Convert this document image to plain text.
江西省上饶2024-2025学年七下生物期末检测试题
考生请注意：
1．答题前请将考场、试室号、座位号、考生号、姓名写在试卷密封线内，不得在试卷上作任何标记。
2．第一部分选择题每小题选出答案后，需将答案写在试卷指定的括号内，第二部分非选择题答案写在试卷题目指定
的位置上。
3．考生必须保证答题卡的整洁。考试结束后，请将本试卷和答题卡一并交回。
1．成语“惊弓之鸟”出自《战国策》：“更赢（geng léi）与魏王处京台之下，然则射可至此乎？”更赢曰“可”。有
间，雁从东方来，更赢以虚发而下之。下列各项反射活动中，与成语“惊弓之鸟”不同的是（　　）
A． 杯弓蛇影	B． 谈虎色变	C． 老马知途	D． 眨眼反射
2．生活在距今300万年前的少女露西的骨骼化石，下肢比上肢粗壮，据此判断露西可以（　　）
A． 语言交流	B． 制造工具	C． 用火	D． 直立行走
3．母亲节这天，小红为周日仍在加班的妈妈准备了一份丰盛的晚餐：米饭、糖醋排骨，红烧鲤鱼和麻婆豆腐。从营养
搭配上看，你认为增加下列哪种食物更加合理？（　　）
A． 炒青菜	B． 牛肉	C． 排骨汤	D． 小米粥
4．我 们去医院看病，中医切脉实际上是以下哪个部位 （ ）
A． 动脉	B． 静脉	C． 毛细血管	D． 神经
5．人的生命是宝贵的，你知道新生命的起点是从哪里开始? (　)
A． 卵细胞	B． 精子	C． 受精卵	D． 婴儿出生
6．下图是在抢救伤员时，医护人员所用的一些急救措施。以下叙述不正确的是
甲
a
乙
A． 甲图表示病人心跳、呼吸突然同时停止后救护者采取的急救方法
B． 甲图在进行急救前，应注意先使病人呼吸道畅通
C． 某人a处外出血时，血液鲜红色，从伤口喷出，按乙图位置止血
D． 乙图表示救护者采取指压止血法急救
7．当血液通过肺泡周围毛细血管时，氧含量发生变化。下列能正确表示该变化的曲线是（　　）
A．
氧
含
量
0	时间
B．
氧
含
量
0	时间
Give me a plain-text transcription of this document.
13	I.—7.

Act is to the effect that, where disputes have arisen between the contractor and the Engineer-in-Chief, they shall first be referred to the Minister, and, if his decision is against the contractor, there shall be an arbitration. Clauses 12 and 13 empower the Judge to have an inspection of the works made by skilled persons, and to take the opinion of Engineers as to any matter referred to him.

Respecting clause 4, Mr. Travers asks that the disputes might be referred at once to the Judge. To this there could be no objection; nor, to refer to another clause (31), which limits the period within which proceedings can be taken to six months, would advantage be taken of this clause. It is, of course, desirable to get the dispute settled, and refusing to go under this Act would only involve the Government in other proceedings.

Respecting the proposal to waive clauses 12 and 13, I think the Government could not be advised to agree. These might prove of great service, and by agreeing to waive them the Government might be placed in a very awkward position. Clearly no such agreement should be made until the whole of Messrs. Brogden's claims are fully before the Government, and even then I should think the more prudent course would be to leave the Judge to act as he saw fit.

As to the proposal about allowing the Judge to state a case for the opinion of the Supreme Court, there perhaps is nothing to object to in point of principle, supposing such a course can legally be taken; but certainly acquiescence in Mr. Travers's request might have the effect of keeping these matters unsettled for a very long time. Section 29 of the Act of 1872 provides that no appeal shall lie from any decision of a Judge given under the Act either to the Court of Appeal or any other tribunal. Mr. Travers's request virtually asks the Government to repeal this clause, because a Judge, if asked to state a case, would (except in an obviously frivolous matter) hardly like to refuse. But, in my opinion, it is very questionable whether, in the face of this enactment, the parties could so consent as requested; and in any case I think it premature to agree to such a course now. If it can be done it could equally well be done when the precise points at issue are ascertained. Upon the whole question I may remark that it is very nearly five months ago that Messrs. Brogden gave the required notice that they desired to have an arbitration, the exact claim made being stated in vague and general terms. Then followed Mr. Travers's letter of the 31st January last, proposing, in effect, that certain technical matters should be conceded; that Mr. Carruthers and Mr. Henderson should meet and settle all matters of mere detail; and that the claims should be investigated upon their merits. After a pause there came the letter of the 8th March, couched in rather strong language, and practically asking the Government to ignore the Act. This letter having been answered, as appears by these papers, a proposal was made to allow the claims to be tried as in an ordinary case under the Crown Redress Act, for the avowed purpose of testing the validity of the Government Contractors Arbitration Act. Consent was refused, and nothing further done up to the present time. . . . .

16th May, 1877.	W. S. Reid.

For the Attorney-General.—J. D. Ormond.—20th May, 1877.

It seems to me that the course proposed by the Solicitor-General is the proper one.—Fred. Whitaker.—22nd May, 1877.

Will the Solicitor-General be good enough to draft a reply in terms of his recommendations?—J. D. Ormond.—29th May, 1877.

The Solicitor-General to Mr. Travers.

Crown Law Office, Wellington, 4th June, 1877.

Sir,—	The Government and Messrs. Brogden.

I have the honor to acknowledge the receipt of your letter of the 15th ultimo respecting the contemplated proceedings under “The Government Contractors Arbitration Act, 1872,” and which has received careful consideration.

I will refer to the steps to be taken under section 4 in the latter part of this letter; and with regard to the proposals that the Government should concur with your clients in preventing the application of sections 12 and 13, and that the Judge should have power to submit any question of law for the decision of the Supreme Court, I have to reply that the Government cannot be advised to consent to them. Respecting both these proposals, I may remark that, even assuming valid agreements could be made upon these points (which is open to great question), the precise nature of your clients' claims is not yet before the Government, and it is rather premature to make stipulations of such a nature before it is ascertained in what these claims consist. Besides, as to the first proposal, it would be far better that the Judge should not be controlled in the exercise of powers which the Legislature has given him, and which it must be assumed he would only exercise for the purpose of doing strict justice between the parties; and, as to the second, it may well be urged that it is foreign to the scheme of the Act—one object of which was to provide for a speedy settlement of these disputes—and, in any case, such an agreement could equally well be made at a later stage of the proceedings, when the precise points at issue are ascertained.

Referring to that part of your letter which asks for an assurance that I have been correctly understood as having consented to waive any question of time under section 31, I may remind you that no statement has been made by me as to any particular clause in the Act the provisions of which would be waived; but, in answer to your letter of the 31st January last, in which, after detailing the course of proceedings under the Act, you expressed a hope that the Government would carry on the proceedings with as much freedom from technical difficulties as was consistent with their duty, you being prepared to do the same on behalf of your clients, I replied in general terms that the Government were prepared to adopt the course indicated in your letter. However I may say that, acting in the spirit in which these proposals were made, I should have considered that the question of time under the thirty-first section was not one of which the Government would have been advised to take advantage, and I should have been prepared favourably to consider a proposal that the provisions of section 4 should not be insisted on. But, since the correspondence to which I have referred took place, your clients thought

To be done: From the listing above, collect every line that mentions the word "plain".

Solution below:
Convert this document image to plain text.
Give me a plain-text transcription of this document.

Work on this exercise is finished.